• **What is expected**
Please copy the items from the first line through the line containing "- data-point: [152, 191, 155, 195]", keeping each line unchanged.

_ _ _ _

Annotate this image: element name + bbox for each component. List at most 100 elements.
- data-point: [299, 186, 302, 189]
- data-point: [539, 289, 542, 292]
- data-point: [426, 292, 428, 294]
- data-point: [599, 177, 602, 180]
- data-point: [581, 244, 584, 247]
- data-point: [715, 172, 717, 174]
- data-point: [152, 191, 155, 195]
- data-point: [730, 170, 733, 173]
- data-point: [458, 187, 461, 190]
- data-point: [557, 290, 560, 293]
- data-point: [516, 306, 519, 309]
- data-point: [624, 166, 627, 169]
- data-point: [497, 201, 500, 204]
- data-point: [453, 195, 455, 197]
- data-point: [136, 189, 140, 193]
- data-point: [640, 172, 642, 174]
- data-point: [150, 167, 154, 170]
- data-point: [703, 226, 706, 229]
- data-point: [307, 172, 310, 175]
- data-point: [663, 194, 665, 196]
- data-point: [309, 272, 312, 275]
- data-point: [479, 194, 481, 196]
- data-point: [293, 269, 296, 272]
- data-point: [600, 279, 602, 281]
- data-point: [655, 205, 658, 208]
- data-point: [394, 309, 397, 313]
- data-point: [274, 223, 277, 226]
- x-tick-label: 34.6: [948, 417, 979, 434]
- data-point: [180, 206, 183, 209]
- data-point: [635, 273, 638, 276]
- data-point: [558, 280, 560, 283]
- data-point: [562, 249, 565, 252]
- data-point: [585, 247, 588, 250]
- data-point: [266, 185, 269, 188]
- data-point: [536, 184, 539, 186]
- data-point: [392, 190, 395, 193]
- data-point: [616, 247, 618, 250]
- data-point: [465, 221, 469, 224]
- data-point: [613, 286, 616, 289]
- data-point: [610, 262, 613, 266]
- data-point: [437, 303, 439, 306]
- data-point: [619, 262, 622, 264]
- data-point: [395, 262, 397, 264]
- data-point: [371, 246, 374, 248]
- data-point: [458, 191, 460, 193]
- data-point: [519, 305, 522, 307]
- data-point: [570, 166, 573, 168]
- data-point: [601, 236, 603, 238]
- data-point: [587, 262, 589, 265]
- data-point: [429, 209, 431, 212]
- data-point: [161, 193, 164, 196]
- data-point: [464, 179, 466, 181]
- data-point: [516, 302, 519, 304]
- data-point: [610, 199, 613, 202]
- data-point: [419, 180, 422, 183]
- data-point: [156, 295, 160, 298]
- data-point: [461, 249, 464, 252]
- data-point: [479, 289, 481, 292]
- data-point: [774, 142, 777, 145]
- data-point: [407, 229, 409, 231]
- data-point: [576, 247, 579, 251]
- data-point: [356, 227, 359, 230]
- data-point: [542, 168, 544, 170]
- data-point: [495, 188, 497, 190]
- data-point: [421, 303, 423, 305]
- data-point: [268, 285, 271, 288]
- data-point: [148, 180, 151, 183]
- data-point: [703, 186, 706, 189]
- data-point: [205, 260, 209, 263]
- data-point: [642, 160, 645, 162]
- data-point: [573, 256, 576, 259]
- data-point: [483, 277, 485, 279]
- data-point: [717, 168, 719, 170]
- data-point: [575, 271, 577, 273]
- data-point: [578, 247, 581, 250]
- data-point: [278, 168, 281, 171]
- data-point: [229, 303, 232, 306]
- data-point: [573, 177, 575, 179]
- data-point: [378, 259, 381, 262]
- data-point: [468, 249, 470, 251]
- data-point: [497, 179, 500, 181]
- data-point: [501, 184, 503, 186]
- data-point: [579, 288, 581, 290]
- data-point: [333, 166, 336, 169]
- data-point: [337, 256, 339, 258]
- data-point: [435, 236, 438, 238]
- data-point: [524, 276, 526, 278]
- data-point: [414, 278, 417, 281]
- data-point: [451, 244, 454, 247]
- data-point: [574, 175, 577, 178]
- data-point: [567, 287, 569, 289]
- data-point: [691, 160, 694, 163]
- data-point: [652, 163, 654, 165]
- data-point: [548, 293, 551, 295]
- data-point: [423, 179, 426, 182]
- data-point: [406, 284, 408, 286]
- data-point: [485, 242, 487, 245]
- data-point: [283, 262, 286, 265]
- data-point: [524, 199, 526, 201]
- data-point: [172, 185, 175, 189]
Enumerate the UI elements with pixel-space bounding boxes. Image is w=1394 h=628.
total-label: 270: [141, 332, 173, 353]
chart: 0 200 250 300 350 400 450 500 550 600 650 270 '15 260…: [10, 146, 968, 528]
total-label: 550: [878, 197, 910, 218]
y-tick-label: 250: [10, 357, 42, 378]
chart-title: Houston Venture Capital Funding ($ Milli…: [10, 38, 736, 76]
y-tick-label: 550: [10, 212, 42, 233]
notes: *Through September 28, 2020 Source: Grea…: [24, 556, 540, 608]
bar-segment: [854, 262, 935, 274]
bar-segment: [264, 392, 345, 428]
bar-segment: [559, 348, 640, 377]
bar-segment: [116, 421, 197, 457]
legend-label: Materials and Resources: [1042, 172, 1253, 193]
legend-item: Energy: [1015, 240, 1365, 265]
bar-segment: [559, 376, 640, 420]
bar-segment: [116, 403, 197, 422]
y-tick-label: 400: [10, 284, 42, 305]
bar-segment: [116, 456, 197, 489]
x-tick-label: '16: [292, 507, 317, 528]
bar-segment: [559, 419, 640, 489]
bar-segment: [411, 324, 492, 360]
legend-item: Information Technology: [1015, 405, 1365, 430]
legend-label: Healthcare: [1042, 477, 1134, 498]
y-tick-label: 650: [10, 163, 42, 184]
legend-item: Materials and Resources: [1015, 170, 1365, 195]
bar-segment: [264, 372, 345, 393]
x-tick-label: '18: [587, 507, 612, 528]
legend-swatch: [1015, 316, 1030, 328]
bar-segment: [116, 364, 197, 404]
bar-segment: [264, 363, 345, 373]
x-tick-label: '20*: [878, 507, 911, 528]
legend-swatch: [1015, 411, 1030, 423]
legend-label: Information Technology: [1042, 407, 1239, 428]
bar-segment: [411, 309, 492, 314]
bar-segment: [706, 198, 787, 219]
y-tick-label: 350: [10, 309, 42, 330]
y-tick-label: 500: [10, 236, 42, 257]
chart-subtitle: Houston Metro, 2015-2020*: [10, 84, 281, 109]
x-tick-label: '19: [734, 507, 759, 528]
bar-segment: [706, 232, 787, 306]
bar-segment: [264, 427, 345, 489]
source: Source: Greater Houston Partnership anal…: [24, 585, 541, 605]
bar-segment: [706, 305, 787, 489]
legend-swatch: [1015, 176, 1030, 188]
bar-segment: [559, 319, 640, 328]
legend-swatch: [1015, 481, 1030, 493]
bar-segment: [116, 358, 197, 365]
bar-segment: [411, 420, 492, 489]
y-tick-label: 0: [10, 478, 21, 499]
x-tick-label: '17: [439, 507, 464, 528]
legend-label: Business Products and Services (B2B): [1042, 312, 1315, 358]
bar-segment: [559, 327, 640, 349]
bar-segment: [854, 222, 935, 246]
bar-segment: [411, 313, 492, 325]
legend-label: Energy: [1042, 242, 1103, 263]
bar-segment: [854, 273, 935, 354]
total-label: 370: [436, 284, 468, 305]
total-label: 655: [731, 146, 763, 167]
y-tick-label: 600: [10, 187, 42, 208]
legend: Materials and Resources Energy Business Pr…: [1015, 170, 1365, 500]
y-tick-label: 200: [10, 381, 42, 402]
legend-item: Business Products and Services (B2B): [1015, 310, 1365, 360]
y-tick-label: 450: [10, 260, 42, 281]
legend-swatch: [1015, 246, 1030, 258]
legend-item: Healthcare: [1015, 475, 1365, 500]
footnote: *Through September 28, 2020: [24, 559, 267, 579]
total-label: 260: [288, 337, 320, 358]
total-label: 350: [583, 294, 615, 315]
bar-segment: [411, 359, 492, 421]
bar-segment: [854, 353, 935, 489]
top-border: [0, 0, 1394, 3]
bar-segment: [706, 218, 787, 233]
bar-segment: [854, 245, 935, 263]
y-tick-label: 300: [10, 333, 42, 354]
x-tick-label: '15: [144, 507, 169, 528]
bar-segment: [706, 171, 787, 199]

_ _ _ _

• **Task output**
Annotate this image: element name + bbox for each component. List at most 100 elements.
- data-point: [299, 186, 302, 189]
- data-point: [539, 289, 542, 292]
- data-point: [426, 292, 428, 294]
- data-point: [599, 177, 602, 180]
- data-point: [581, 244, 584, 247]
- data-point: [715, 172, 717, 174]
- data-point: [152, 191, 155, 195]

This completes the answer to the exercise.